== ENTRIES ==

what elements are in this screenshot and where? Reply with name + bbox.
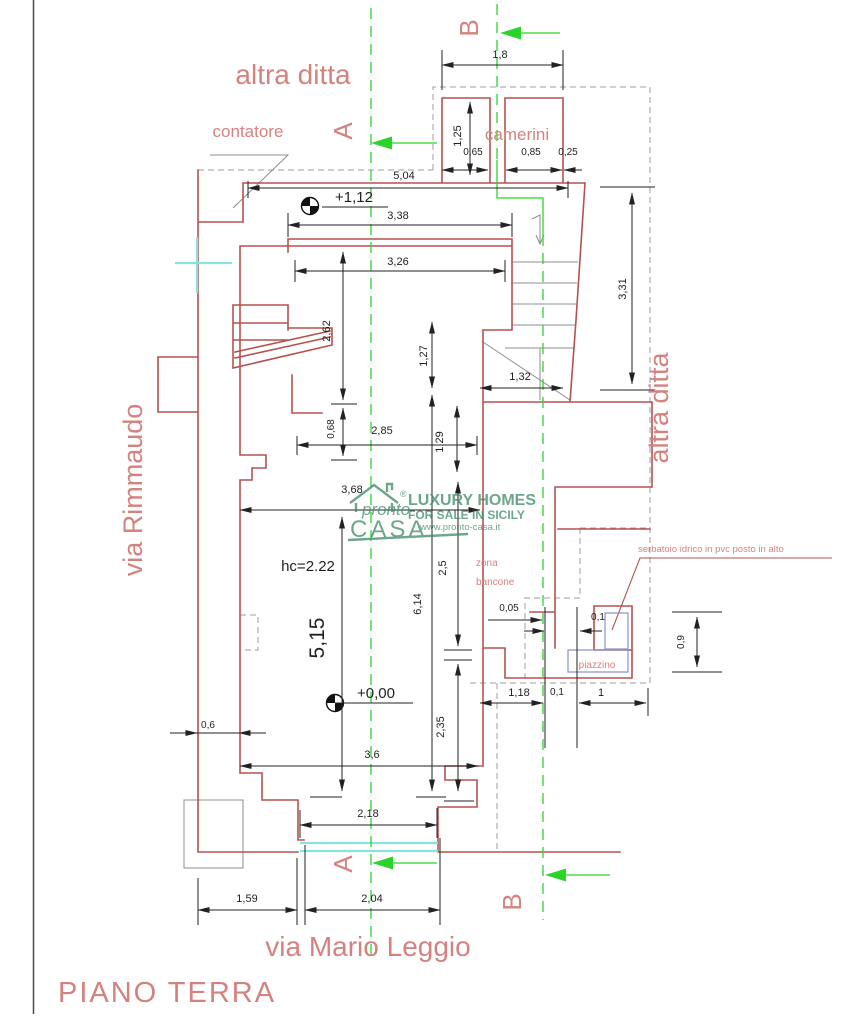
street-label-left: via Rimmaudo [118,404,148,577]
watermark: pronto CASA ® LUXURY HOMES FOR SALE IN S… [348,484,536,543]
dim-annex-gap: 0,05 [499,603,519,614]
section-a-top-label: A [328,122,358,140]
neighbor-label-top: altra ditta [235,59,351,90]
dim-annex-w2: 0,1 [550,687,564,698]
watermark-website: www.pronto-casa.it [419,522,501,533]
dim-stair-w: 1,32 [509,371,530,383]
dim-lower-w: 3,6 [364,749,379,761]
watermark-tagline-2: FOR SALE IN SICILY [408,508,525,522]
dim-left-wall-t: 0,6 [201,720,215,731]
dim-lower-h: 2,35 [435,716,447,737]
dim-camerini-depth: 1,25 [452,125,464,146]
section-b-bottom-label: B [497,893,527,910]
dim-stair-total-h: 3,31 [617,278,629,299]
wall-niche-dashed [240,615,258,650]
dim-annex-w1: 1,18 [508,687,529,699]
section-a-bottom-label: A [328,855,358,873]
room-label-bancone: bancone [476,577,515,588]
dim-camerini-right-w: 0,85 [521,147,541,158]
room-label-camerini: camerini [485,125,549,144]
dim-mid-step-h: 0,68 [326,419,337,439]
benchmark-symbol-upper [302,198,319,215]
note-ceiling-height: hc=2.22 [281,558,335,575]
dim-zona-h: 2,5 [437,560,449,575]
dim-front-right-w: 2,04 [361,893,382,905]
note-serbatoio: serbatoio idrico in pvc posto in alto [638,544,784,555]
level-ground: +0,00 [357,685,395,702]
dim-front-left-w: 1,59 [236,893,257,905]
room-label-piazzino: piazzino [579,660,616,671]
dim-inner-w: 3,26 [387,256,408,268]
plan-title: PIANO TERRA [58,977,276,1009]
section-b-top-label: B [454,19,484,36]
boundary-dashed-lines [198,87,650,852]
neighbor-label-right: altra ditta [644,351,674,463]
dim-left-upper-h: 2,62 [321,320,333,341]
serbatoio-leader-line [612,558,832,630]
dim-annex-off: 0,1 [591,612,605,623]
dim-mid-w: 2,85 [371,425,392,437]
dim-front-top-w: 5,04 [393,170,414,182]
floorplan-canvas: pronto CASA ® LUXURY HOMES FOR SALE IN S… [0,0,846,1024]
watermark-tagline-1: LUXURY HOMES [408,492,536,509]
dim-camerini-wall: 0,25 [558,147,578,158]
dim-camerini-left-w: 0,65 [463,147,483,158]
window-glazing-lines [175,237,438,851]
dim-camerini-total-w: 1,8 [492,49,507,61]
level-upper: +1,12 [335,189,373,206]
dim-room-w: 3,68 [341,484,362,496]
floorplan-drawing: pronto CASA ® LUXURY HOMES FOR SALE IN S… [0,0,846,1024]
dim-entry-w: 2,18 [357,808,378,820]
dim-room-h: 5,15 [306,618,329,659]
dim-stair-inner-h: 1,27 [418,345,430,366]
dim-annex-w3: 1 [598,687,604,699]
room-label-contatore: contatore [213,122,284,141]
dim-right-upper-h: 1,29 [434,431,446,452]
watermark-registered-icon: ® [400,489,407,499]
section-line-solid [391,33,610,875]
dim-inner-top-w: 3,38 [387,210,408,222]
street-label-bottom: via Mario Leggio [265,931,470,962]
dim-right-total-h: 6,14 [412,593,424,614]
dim-annex-h: 0,9 [676,635,687,649]
room-label-zona: zona [476,558,498,569]
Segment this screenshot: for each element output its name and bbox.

===

**TASK PROMPT**
Gather every line from the data above that contains the word "front" and copy each one in full. Capitalization must match.

**EXERCISE RESPONSE**
dim-front-right-w: 2,04 [361,893,382,905]
dim-front-left-w: 1,59 [236,893,257,905]
dim-front-top-w: 5,04 [393,170,414,182]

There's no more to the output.